* _ENTRIES PROVIDED_:
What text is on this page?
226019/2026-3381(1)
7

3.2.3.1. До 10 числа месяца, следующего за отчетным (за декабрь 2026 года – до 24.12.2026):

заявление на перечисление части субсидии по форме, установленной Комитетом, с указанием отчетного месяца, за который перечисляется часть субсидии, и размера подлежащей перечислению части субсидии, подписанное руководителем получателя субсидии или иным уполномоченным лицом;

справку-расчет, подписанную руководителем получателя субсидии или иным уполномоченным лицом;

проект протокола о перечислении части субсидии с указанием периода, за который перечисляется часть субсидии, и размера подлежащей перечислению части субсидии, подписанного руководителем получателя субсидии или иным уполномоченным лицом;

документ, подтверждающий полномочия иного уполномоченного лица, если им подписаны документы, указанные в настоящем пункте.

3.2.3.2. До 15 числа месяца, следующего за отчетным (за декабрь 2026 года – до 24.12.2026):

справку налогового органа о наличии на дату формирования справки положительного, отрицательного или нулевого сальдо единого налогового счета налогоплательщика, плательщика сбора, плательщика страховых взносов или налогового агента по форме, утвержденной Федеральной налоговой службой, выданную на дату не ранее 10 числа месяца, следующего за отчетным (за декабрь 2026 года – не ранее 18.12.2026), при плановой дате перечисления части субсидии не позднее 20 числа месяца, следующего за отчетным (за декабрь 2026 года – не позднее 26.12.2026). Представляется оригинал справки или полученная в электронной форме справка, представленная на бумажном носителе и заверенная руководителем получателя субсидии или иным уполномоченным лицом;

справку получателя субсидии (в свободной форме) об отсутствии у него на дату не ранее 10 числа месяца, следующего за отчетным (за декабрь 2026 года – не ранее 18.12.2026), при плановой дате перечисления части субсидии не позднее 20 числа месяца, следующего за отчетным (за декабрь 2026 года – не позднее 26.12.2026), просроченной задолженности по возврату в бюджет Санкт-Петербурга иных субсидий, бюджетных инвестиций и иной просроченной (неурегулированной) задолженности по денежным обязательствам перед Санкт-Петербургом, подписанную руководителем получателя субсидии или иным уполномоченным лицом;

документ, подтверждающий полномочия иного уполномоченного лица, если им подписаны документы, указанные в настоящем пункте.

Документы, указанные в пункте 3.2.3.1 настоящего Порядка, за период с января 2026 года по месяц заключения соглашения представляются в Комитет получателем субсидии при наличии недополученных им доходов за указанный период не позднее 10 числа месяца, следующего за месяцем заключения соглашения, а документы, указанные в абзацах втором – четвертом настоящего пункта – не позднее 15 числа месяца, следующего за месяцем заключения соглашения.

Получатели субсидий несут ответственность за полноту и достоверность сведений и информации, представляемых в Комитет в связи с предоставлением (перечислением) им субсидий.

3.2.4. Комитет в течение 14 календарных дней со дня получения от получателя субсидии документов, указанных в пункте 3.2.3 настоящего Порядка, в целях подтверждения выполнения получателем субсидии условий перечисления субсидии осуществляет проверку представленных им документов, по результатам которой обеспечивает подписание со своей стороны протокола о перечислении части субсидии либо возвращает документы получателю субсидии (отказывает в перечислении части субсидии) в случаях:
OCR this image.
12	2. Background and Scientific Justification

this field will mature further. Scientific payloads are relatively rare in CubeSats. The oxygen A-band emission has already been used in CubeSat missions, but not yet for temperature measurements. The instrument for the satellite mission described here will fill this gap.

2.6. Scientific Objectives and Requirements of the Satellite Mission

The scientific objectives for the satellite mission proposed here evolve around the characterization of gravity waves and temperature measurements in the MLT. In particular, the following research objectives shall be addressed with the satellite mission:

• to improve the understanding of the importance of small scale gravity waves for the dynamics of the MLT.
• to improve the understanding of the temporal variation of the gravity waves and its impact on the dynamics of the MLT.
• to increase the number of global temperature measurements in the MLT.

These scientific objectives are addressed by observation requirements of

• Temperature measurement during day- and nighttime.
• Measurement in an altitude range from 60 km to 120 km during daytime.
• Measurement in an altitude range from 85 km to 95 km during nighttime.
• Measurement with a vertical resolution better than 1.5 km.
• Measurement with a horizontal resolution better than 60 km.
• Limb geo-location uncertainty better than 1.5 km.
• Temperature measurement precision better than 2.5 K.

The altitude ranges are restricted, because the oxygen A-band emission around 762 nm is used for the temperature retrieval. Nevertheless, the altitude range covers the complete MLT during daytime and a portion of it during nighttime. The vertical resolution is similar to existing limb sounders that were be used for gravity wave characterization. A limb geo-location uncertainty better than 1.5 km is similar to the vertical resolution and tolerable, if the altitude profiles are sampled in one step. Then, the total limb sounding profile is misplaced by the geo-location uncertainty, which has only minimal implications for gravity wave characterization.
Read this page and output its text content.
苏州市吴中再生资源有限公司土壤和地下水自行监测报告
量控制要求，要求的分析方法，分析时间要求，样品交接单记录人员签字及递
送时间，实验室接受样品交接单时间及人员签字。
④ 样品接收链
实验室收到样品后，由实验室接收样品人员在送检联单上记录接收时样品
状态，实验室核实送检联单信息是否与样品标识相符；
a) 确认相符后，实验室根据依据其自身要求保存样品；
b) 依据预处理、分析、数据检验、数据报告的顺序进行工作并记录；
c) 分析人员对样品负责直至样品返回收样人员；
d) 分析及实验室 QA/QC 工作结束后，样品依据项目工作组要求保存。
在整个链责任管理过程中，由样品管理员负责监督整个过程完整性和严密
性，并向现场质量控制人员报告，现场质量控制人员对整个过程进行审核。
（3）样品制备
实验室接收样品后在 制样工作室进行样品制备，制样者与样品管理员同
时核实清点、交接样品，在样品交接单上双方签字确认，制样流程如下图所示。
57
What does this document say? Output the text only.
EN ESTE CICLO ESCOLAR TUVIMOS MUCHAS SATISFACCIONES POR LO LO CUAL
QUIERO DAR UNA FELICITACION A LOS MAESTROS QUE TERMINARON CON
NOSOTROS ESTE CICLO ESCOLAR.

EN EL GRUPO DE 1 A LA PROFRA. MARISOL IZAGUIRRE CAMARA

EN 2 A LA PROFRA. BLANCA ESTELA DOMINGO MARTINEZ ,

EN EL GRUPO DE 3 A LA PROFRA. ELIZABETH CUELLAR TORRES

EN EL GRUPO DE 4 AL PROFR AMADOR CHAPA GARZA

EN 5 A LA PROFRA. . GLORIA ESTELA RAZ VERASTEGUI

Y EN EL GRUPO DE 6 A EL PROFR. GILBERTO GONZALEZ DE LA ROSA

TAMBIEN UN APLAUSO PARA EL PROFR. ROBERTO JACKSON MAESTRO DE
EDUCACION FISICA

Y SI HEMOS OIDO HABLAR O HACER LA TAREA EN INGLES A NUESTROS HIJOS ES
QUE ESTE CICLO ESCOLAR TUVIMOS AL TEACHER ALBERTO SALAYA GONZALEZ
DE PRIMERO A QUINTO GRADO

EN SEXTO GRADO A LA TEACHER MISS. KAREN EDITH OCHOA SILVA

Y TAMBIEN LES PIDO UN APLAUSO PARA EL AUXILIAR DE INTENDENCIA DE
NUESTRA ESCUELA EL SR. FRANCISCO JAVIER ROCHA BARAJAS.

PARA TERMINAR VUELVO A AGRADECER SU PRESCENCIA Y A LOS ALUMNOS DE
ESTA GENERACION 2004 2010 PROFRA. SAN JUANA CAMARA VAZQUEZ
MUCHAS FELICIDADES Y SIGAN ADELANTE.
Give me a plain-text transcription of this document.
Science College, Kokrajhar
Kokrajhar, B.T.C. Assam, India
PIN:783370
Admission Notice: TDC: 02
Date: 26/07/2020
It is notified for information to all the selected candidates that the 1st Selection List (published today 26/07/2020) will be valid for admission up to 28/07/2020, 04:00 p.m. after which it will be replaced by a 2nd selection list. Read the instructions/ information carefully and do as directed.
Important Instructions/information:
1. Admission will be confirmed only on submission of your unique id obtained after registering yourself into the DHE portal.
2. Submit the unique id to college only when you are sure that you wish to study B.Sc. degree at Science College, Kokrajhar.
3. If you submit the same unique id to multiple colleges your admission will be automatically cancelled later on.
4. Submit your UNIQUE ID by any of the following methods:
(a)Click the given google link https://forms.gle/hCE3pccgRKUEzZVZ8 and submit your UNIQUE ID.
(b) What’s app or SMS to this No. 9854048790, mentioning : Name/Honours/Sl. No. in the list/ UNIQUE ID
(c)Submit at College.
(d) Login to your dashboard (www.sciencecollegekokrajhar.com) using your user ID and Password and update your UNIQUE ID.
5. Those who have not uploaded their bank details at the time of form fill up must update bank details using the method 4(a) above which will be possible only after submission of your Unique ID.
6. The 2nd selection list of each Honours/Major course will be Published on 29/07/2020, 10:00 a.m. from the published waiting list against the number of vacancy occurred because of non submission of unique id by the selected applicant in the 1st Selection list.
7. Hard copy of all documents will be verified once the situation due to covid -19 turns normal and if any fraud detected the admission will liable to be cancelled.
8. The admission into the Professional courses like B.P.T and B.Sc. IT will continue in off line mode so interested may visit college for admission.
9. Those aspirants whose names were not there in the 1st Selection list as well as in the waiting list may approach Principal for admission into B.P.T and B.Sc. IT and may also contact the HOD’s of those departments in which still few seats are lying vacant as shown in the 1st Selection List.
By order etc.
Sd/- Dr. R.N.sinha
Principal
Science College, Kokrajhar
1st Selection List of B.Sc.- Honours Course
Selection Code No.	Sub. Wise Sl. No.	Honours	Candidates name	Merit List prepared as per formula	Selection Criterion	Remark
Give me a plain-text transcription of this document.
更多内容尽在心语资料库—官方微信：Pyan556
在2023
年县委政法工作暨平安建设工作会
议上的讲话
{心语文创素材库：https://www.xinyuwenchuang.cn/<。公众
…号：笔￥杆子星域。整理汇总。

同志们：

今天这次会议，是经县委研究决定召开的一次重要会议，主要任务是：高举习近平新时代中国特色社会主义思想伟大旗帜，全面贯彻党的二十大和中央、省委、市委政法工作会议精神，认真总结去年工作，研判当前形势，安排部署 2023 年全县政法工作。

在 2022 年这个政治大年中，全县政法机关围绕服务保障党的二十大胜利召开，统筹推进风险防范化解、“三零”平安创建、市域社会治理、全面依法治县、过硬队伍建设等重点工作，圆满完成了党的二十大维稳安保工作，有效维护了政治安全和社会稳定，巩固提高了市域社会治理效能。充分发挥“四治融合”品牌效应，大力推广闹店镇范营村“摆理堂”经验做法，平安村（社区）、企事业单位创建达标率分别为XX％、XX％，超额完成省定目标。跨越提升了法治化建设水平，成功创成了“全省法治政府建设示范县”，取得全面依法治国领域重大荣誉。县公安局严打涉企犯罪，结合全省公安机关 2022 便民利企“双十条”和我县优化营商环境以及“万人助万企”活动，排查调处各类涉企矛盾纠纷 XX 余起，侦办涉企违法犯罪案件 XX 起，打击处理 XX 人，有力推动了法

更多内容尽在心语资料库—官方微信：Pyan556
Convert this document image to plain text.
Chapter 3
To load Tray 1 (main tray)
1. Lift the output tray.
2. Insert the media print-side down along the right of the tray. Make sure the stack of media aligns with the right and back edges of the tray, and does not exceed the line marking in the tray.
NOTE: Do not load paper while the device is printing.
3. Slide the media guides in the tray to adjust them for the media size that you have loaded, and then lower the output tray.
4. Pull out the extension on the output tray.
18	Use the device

* _WORK TO COMPLETE_:
Find the word "fill" in the data and show each line that holds it.

* _TASK RESPONSE_:
this field will mature further. Scientific payloads are relatively rare in CubeSats. The oxygen A-band emission has already been used in CubeSat missions, but not yet for temperature measurements. The instrument for the satellite mission described here will fill this gap.
5. Those who have not uploaded their bank details at the time of form fill up must update bank details using the method 4(a) above which will be possible only after submission of your Unique ID.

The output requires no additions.